◆ KETENTUAN TUGAS
Kutiplah seluruh teks tentang larangan mengganggu sesama muslim di masjid berikut ini tanpa mengubah apa pun.

◆ TEKS DOKUMEN
==============================

Maka tidak diragukan lagi bahwa mengganggu sesama muslim di dalam masjid dan membuat keributan di sekitar orang yang sedang shalat atau sedang berdzikir adalah perbuatan yang dilarang. Perbuatan tersebut termasuk kemungkaran yang besar, karena akan menumbuhkan sikap meremehkan kemuliaan masjid dan orang-orang yang sedang beribadah di dalamnya.

Di bawah ini ada beberapa hal yang merupakan bentuk dari perilaku yang dapat mengganggu sesama muslim tatkala berada di dalam masjid. Diharapkan dengan menyebutkannya dapat menjadi peringatan bagi kita semua agar senantiasa berhati-hati dan menajuhinya.

Melangkahi Pundak


Melangkahi pundak merupakan salah satu bentuk menyakiti perasaan atau mengganggu orang yang (akan) shalat, terutama pada hari Jum'at atau di masjid yang penuh dengan jama'ah. Lebih tidak sopan lagi bila dalam mengangkat kaki sejajar atau di atas kepala jama'ah yang dia lewati. Kasus ini biasanya terjadi ketika sebelum iqamah dan shaf bagian depan telah terisi penuh atau sudah tidak ada celah lagi, sementara yang bersangkutan datang terlambat dan memaksakan diri ingin berada di shaf awal.

Suatu saat Rasulullah shallallahu ‘alaihi wasallampada hari Jum'at melihat seseorang melangkahi pundak saudaranya yang lain, maka beliau menegurnya dan bersabda, artinya, "Duduklah kamu, susungguhnya kamu telah mengganggunya."

==============================

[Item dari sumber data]
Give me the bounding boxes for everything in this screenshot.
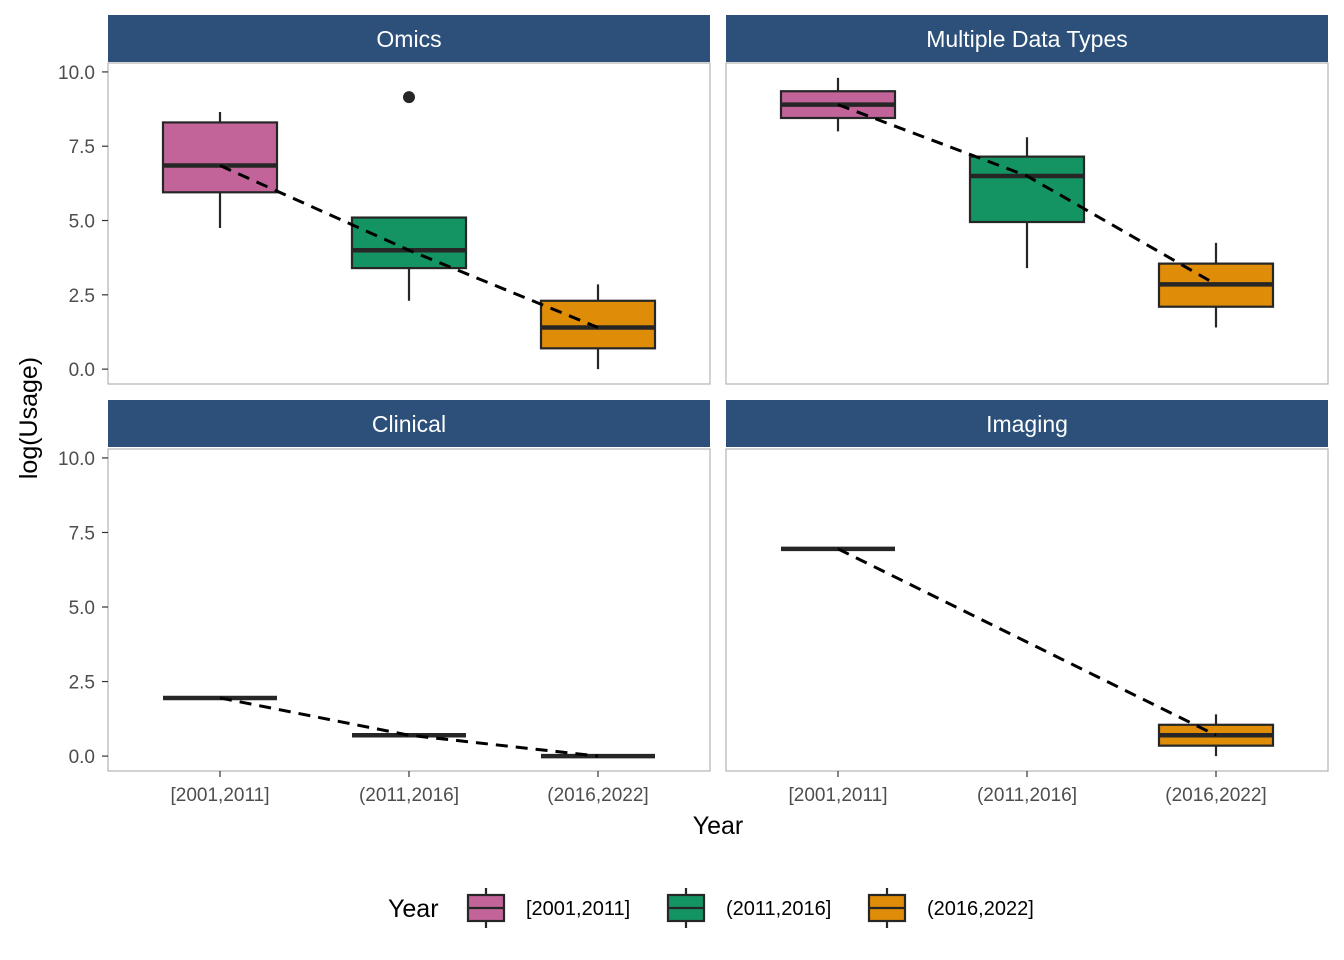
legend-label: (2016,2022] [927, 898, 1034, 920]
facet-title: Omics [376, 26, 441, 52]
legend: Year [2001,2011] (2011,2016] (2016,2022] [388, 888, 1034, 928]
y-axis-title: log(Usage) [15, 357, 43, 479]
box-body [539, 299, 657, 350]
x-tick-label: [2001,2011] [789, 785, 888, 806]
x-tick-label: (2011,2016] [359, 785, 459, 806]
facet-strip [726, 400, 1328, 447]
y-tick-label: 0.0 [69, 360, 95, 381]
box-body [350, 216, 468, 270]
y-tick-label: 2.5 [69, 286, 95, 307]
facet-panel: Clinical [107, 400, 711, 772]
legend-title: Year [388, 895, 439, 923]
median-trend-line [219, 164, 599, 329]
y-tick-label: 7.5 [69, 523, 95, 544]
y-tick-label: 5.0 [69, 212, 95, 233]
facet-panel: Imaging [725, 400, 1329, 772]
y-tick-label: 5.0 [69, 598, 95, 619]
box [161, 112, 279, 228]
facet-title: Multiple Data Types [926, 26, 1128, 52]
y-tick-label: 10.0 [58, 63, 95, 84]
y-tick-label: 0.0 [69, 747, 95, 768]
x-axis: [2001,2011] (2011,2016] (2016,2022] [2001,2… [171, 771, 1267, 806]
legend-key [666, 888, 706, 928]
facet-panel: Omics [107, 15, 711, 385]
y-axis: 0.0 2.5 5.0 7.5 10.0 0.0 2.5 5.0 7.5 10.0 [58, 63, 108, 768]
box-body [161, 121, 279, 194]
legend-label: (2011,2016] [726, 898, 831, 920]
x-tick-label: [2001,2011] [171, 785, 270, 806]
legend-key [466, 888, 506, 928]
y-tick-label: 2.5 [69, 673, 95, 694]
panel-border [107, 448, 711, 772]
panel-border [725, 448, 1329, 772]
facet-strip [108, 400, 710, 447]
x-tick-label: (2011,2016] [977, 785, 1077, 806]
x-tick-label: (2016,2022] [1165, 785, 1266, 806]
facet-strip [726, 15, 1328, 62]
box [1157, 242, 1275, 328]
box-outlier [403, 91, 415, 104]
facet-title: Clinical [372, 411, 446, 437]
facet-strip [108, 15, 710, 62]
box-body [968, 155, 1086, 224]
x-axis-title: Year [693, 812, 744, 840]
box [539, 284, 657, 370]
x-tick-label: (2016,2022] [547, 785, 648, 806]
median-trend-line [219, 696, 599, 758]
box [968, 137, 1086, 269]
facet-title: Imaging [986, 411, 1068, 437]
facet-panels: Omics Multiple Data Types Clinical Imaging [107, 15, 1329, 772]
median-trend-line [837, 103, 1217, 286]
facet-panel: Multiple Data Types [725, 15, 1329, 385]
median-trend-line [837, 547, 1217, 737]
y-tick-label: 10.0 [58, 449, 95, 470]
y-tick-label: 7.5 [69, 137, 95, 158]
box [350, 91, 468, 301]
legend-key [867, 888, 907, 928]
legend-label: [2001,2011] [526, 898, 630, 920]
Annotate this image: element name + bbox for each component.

==============================

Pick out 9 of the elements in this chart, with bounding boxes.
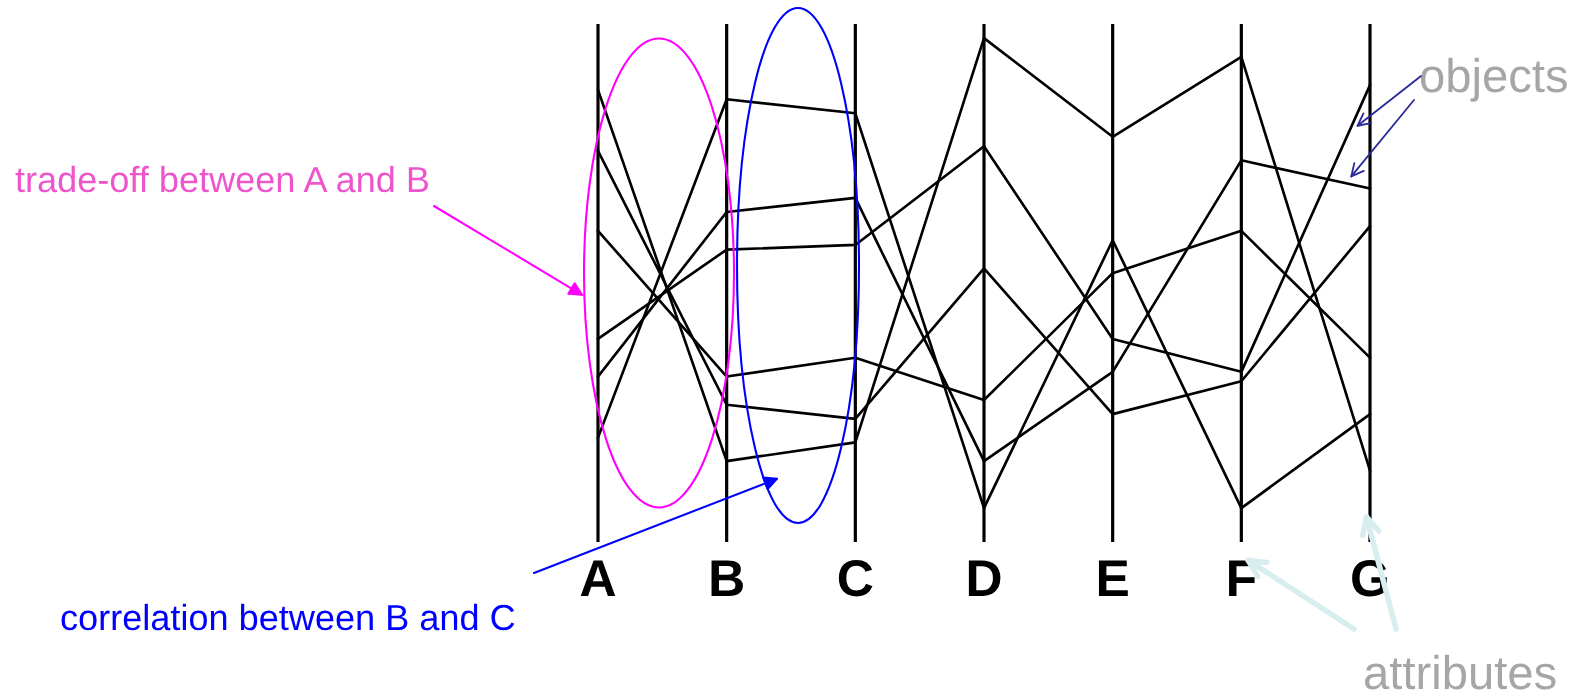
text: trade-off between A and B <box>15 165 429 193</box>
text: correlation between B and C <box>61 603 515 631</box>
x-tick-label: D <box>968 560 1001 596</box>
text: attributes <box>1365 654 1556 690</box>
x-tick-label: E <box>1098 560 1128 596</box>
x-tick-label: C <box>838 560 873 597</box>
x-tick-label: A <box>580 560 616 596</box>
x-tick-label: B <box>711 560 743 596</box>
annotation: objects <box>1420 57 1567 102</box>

==============================

◆ HASIL TUGAS
Maka tidak diragukan lagi bahwa mengganggu sesama muslim di dalam masjid dan membuat keributan di sekitar orang yang sedang shalat atau sedang berdzikir adalah perbuatan yang dilarang. Perbuatan tersebut termasuk kemungkaran yang besar, karena akan menumbuhkan sikap meremehkan kemuliaan masjid dan orang-orang yang sedang beribadah di dalamnya.

Di bawah ini ada beberapa hal yang merupakan bentuk dari perilaku yang dapat mengganggu sesama muslim tatkala berada di dalam masjid. Diharapkan dengan menyebutkannya dapat menjadi peringatan bagi kita semua agar senantiasa berhati-hati dan menajuhinya.

Melangkahi Pundak


Melangkahi pundak merupakan salah satu bentuk menyakiti perasaan atau mengganggu orang yang (akan) shalat, terutama pada hari Jum'at atau di masjid yang penuh dengan jama'ah. Lebih tidak sopan lagi bila dalam mengangkat kaki sejajar atau di atas kepala jama'ah yang dia lewati. Kasus ini biasanya terjadi ketika sebelum iqamah dan shaf bagian depan telah terisi penuh atau sudah tidak ada celah lagi, sementara yang bersangkutan datang terlambat dan memaksakan diri ingin berada di shaf awal.

Suatu saat Rasulullah shallallahu ‘alaihi wasallampada hari Jum'at melihat seseorang melangkahi pundak saudaranya yang lain, maka beliau menegurnya dan bersabda, artinya, "Duduklah kamu, susungguhnya kamu telah mengganggunya."